## start The input

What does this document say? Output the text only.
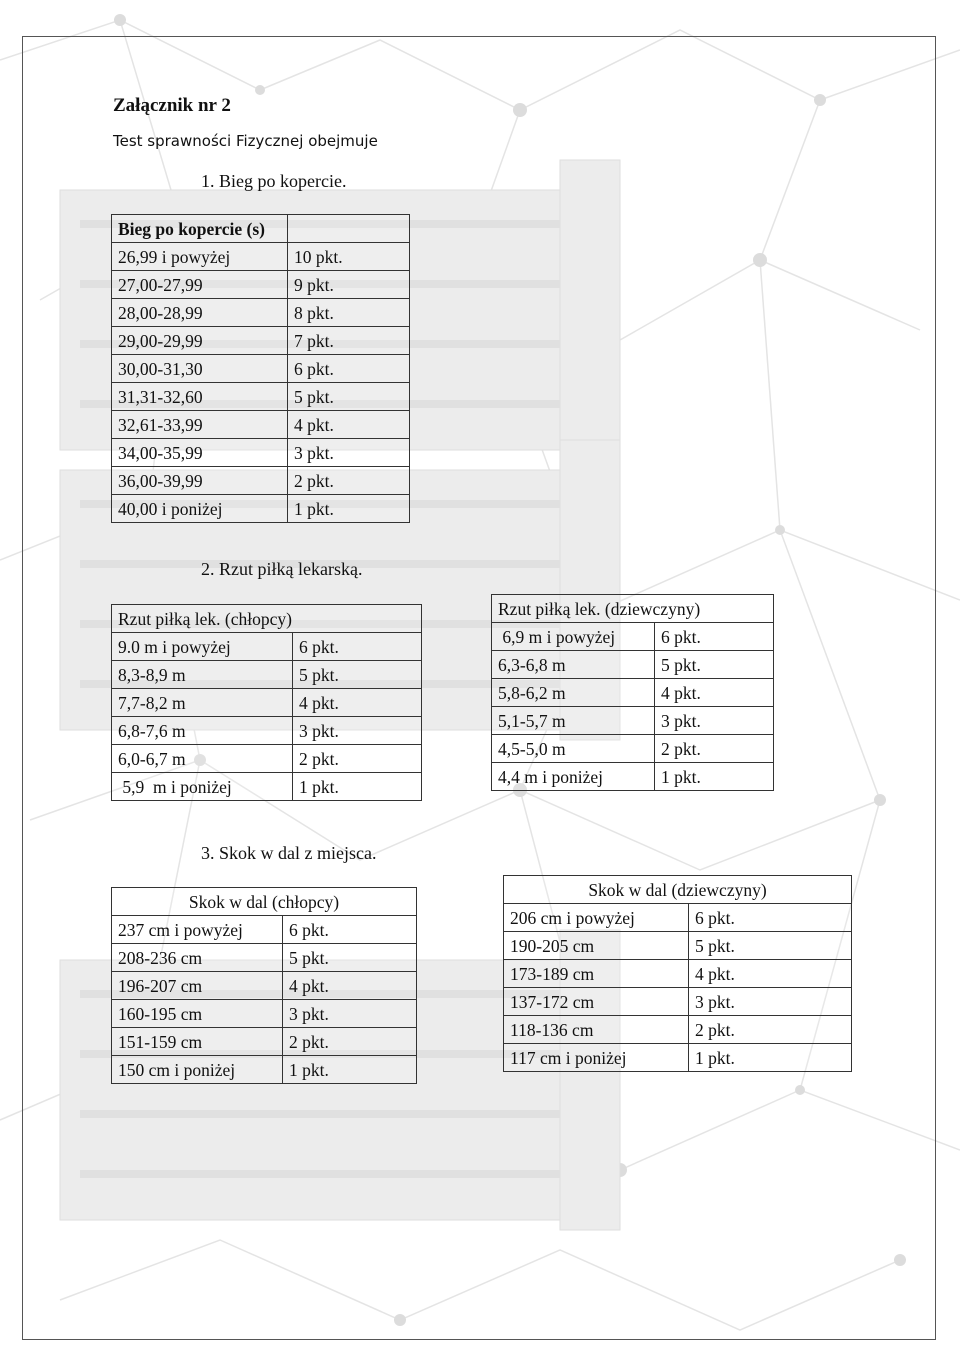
Załącznik nr 2
Test sprawności Fizycznej obejmuje
1. Bieg po kopercie.
Bieg po kopercie (s)	
26,99 i powyżej	10 pkt.
27,00-27,99	9 pkt.
28,00-28,99	8 pkt.
29,00-29,99	7 pkt.
30,00-31,30	6 pkt.
31,31-32,60	5 pkt.
32,61-33,99	4 pkt.
34,00-35,99	3 pkt.
36,00-39,99	2 pkt.
40,00 i poniżej	1 pkt.
2. Rzut piłką lekarską.
Rzut piłką lek. (chłopcy)	
9.0 m i powyżej	6 pkt.
8,3-8,9 m	5 pkt.
7,7-8,2 m	4 pkt.
6,8-7,6 m	3 pkt.
6,0-6,7 m	2 pkt.
5,9  m i poniżej	1 pkt.
Rzut piłką lek. (dziewczyny)	
6,9 m i powyżej	6 pkt.
6,3-6,8 m	5 pkt.
5,8-6,2 m	4 pkt.
5,1-5,7 m	3 pkt.
4,5-5,0 m	2 pkt.
4,4 m i poniżej	1 pkt.
3. Skok w dal z miejsca.
Skok w dal (chłopcy)	
237 cm i powyżej	6 pkt.
208-236 cm	5 pkt.
196-207 cm	4 pkt.
160-195 cm	3 pkt.
151-159 cm	2 pkt.
150 cm i poniżej	1 pkt.
Skok w dal (dziewczyny)	
206 cm i powyżej	6 pkt.
190-205 cm	5 pkt.
173-189 cm	4 pkt.
137-172 cm	3 pkt.
118-136 cm	2 pkt.
117 cm i poniżej	1 pkt.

## end The input

_Task objective_: Tally up how many lines in the preceding listing contain the word "Skok". Give nothing but the number.

_Result for this task_: 3